** START **

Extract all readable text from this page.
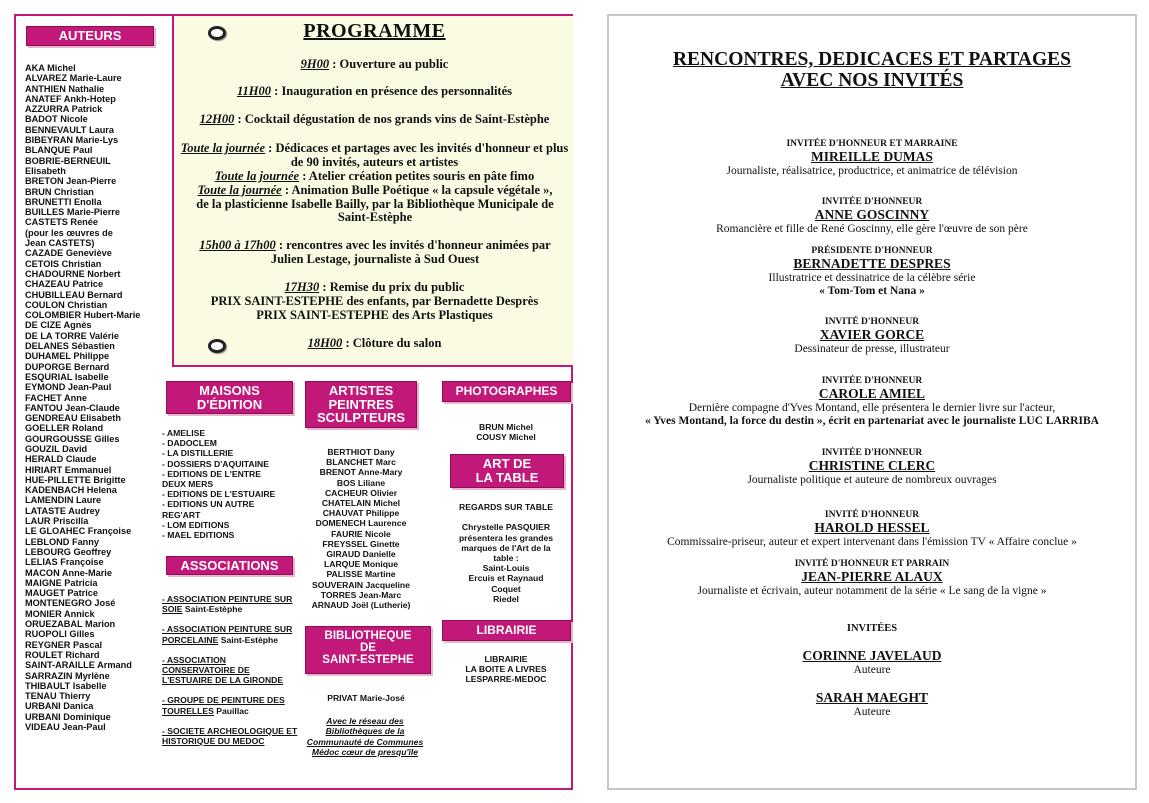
AUTEURS
AKA Michel
ALVAREZ Marie-Laure
ANTHIEN Nathalie
ANATEF Ankh-Hotep
AZZURRA Patrick
BADOT Nicole
BENNEVAULT Laura
BIBEYRAN Marie-Lys
BLANQUE Paul
BOBRIE-BERNEUIL
Elisabeth
BRETON Jean-Pierre
BRUN Christian
BRUNETTI Enolla
BUILLES Marie-Pierre
CASTETS Renée
(pour les œuvres de
Jean CASTETS)
CAZADE Geneviève
CETOIS Christian
CHADOURNE Norbert
CHAZEAU Patrice
CHUBILLEAU Bernard
COULON Christian
COLOMBIER Hubert-Marie
DE CIZE Agnès
DE LA TORRE Valérie
DELANES Sébastien
DUHAMEL Philippe
DUPORGE Bernard
ESQURIAL Isabelle
EYMOND Jean-Paul
FACHET Anne
FANTOU Jean-Claude
GENDREAU Elisabeth
GOELLER Roland
GOURGOUSSE Gilles
GOUZIL David
HERALD Claude
HIRIART Emmanuel
HUE-PILLETTE Brigitte
KADENBACH Helena
LAMENDIN Laure
LATASTE Audrey
LAUR Priscilla
LE GLOAHEC Françoise
LEBLOND Fanny
LEBOURG Geoffrey
LELIAS Françoise
MACON Anne-Marie
MAIGNE Patricia
MAUGET Patrice
MONTENEGRO José
MONIER Annick
ORUEZABAL Marion
RUOPOLI Gilles
REYGNER Pascal
ROULET Richard
SAINT-ARAILLE Armand
SARRAZIN Myrlène
THIBAULT Isabelle
TENAU Thierry
URBANI Danica
URBANI Dominique
VIDEAU Jean-Paul
PROGRAMME
9H00 : Ouverture au public
11H00 : Inauguration en présence des personnalités
12H00 : Cocktail dégustation de nos grands vins de Saint-Estèphe
Toute la journée : Dédicaces et partages avec les invités d'honneur et plus de 90 invités, auteurs et artistes
Toute la journée : Atelier création petites souris en pâte fimo
Toute la journée : Animation Bulle Poétique « la capsule végétale », de la plasticienne Isabelle Bailly, par la Bibliothèque Municipale de Saint-Estèphe
15h00 à 17h00 : rencontres avec les invités d'honneur animées par Julien Lestage, journaliste à Sud Ouest
17H30 : Remise du prix du public
PRIX SAINT-ESTEPHE des enfants, par Bernadette Desprès
PRIX SAINT-ESTEPHE des Arts Plastiques
18H00 : Clôture du salon
MAISONS
D'ÉDITION
- AMELISE
- DADOCLEM
- LA DISTILLERIE
- DOSSIERS D'AQUITAINE
- EDITIONS DE L'ENTRE
DEUX MERS
- EDITIONS DE L'ESTUAIRE
- EDITIONS UN AUTRE
REG'ART
- LOM EDITIONS
- MAEL EDITIONS
ASSOCIATIONS
- ASSOCIATION PEINTURE SUR SOIE Saint-Estèphe
- ASSOCIATION PEINTURE SUR PORCELAINE Saint-Estèphe
- ASSOCIATION CONSERVATOIRE DE L'ESTUAIRE DE LA GIRONDE
- GROUPE DE PEINTURE DES TOURELLES Pauillac
- SOCIETE ARCHEOLOGIQUE ET HISTORIQUE DU MEDOC
ARTISTES
PEINTRES
SCULPTEURS
BERTHIOT Dany
BLANCHET Marc
BRENOT Anne-Mary
BOS Liliane
CACHEUR Olivier
CHATELAIN Michel
CHAUVAT Philippe
DOMENECH Laurence
FAURIE Nicole
FREYSSEL Ginette
GIRAUD Danielle
LARQUE Monique
PALISSE Martine
SOUVERAIN Jacqueline
TORRES Jean-Marc
ARNAUD Joël (Lutherie)
BIBLIOTHEQUE
DE
SAINT-ESTEPHE
PRIVAT Marie-José
Avec le réseau des Bibliothèques de la Communauté de Communes Médoc cœur de presqu'île
PHOTOGRAPHES
BRUN Michel
COUSY Michel
ART DE
LA TABLE
REGARDS SUR TABLE

Chrystelle PASQUIER
présentera les grandes
marques de l'Art de la
table :
Saint-Louis
Ercuis et Raynaud
Coquet
Riedel
LIBRAIRIE
LIBRAIRIE
LA BOITE A LIVRES
LESPARRE-MEDOC
RENCONTRES, DEDICACES ET PARTAGES
AVEC NOS INVITÉS
INVITÉE D'HONNEUR ET MARRAINE
MIREILLE DUMAS
Journaliste, réalisatrice, productrice, et animatrice de télévision
INVITÉE D'HONNEUR
ANNE GOSCINNY
Romancière et fille de René Goscinny, elle gère l'œuvre de son père
PRÉSIDENTE D'HONNEUR
BERNADETTE DESPRES
Illustratrice et dessinatrice de la célèbre série
« Tom-Tom et Nana »
INVITÉ D'HONNEUR
XAVIER GORCE
Dessinateur de presse, illustrateur
INVITÉE D'HONNEUR
CAROLE AMIEL
Dernière compagne d'Yves Montand, elle présentera le dernier livre sur l'acteur,
« Yves Montand, la force du destin », écrit en partenariat avec le journaliste LUC LARRIBA
INVITÉE D'HONNEUR
CHRISTINE CLERC
Journaliste politique et auteure de nombreux ouvrages
INVITÉ D'HONNEUR
HAROLD HESSEL
Commissaire-priseur, auteur et expert intervenant dans l'émission TV « Affaire conclue »
INVITÉ D'HONNEUR ET PARRAIN
JEAN-PIERRE ALAUX
Journaliste et écrivain, auteur notamment de la série « Le sang de la vigne »
INVITÉES
CORINNE JAVELAUD
Auteure
SARAH MAEGHT
Auteure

** END **

WORK TO BE COMPLETED => Copy all of the entries verbatim, leaving out any pictures they contain.

RESPONSE TO THIS TASK =>
Extract all readable text from this page.
AUTEURS
AKA Michel
ALVAREZ Marie-Laure
ANTHIEN Nathalie
ANATEF Ankh-Hotep
AZZURRA Patrick
BADOT Nicole
BENNEVAULT Laura
BIBEYRAN Marie-Lys
BLANQUE Paul
BOBRIE-BERNEUIL
Elisabeth
BRETON Jean-Pierre
BRUN Christian
BRUNETTI Enolla
BUILLES Marie-Pierre
CASTETS Renée
(pour les œuvres de
Jean CASTETS)
CAZADE Geneviève
CETOIS Christian
CHADOURNE Norbert
CHAZEAU Patrice
CHUBILLEAU Bernard
COULON Christian
COLOMBIER Hubert-Marie
DE CIZE Agnès
DE LA TORRE Valérie
DELANES Sébastien
DUHAMEL Philippe
DUPORGE Bernard
ESQURIAL Isabelle
EYMOND Jean-Paul
FACHET Anne
FANTOU Jean-Claude
GENDREAU Elisabeth
GOELLER Roland
GOURGOUSSE Gilles
GOUZIL David
HERALD Claude
HIRIART Emmanuel
HUE-PILLETTE Brigitte
KADENBACH Helena
LAMENDIN Laure
LATASTE Audrey
LAUR Priscilla
LE GLOAHEC Françoise
LEBLOND Fanny
LEBOURG Geoffrey
LELIAS Françoise
MACON Anne-Marie
MAIGNE Patricia
MAUGET Patrice
MONTENEGRO José
MONIER Annick
ORUEZABAL Marion
RUOPOLI Gilles
REYGNER Pascal
ROULET Richard
SAINT-ARAILLE Armand
SARRAZIN Myrlène
THIBAULT Isabelle
TENAU Thierry
URBANI Danica
URBANI Dominique
VIDEAU Jean-Paul
PROGRAMME
9H00 : Ouverture au public
11H00 : Inauguration en présence des personnalités
12H00 : Cocktail dégustation de nos grands vins de Saint-Estèphe
Toute la journée : Dédicaces et partages avec les invités d'honneur et plus de 90 invités, auteurs et artistes
Toute la journée : Atelier création petites souris en pâte fimo
Toute la journée : Animation Bulle Poétique « la capsule végétale », de la plasticienne Isabelle Bailly, par la Bibliothèque Municipale de Saint-Estèphe
15h00 à 17h00 : rencontres avec les invités d'honneur animées par Julien Lestage, journaliste à Sud Ouest
17H30 : Remise du prix du public
PRIX SAINT-ESTEPHE des enfants, par Bernadette Desprès
PRIX SAINT-ESTEPHE des Arts Plastiques
18H00 : Clôture du salon
MAISONS
D'ÉDITION
- AMELISE
- DADOCLEM
- LA DISTILLERIE
- DOSSIERS D'AQUITAINE
- EDITIONS DE L'ENTRE
DEUX MERS
- EDITIONS DE L'ESTUAIRE
- EDITIONS UN AUTRE
REG'ART
- LOM EDITIONS
- MAEL EDITIONS
ASSOCIATIONS
- ASSOCIATION PEINTURE SUR SOIE Saint-Estèphe
- ASSOCIATION PEINTURE SUR PORCELAINE Saint-Estèphe
- ASSOCIATION CONSERVATOIRE DE L'ESTUAIRE DE LA GIRONDE
- GROUPE DE PEINTURE DES TOURELLES Pauillac
- SOCIETE ARCHEOLOGIQUE ET HISTORIQUE DU MEDOC
ARTISTES
PEINTRES
SCULPTEURS
BERTHIOT Dany
BLANCHET Marc
BRENOT Anne-Mary
BOS Liliane
CACHEUR Olivier
CHATELAIN Michel
CHAUVAT Philippe
DOMENECH Laurence
FAURIE Nicole
FREYSSEL Ginette
GIRAUD Danielle
LARQUE Monique
PALISSE Martine
SOUVERAIN Jacqueline
TORRES Jean-Marc
ARNAUD Joël (Lutherie)
BIBLIOTHEQUE
DE
SAINT-ESTEPHE
PRIVAT Marie-José
Avec le réseau des Bibliothèques de la Communauté de Communes Médoc cœur de presqu'île
PHOTOGRAPHES
BRUN Michel
COUSY Michel
ART DE
LA TABLE
REGARDS SUR TABLE

Chrystelle PASQUIER
présentera les grandes
marques de l'Art de la
table :
Saint-Louis
Ercuis et Raynaud
Coquet
Riedel
LIBRAIRIE
LIBRAIRIE
LA BOITE A LIVRES
LESPARRE-MEDOC
RENCONTRES, DEDICACES ET PARTAGES
AVEC NOS INVITÉS
INVITÉE D'HONNEUR ET MARRAINE
MIREILLE DUMAS
Journaliste, réalisatrice, productrice, et animatrice de télévision
INVITÉE D'HONNEUR
ANNE GOSCINNY
Romancière et fille de René Goscinny, elle gère l'œuvre de son père
PRÉSIDENTE D'HONNEUR
BERNADETTE DESPRES
Illustratrice et dessinatrice de la célèbre série
« Tom-Tom et Nana »
INVITÉ D'HONNEUR
XAVIER GORCE
Dessinateur de presse, illustrateur
INVITÉE D'HONNEUR
CAROLE AMIEL
Dernière compagne d'Yves Montand, elle présentera le dernier livre sur l'acteur,
« Yves Montand, la force du destin », écrit en partenariat avec le journaliste LUC LARRIBA
INVITÉE D'HONNEUR
CHRISTINE CLERC
Journaliste politique et auteure de nombreux ouvrages
INVITÉ D'HONNEUR
HAROLD HESSEL
Commissaire-priseur, auteur et expert intervenant dans l'émission TV « Affaire conclue »
INVITÉ D'HONNEUR ET PARRAIN
JEAN-PIERRE ALAUX
Journaliste et écrivain, auteur notamment de la série « Le sang de la vigne »
INVITÉES
CORINNE JAVELAUD
Auteure
SARAH MAEGHT
Auteure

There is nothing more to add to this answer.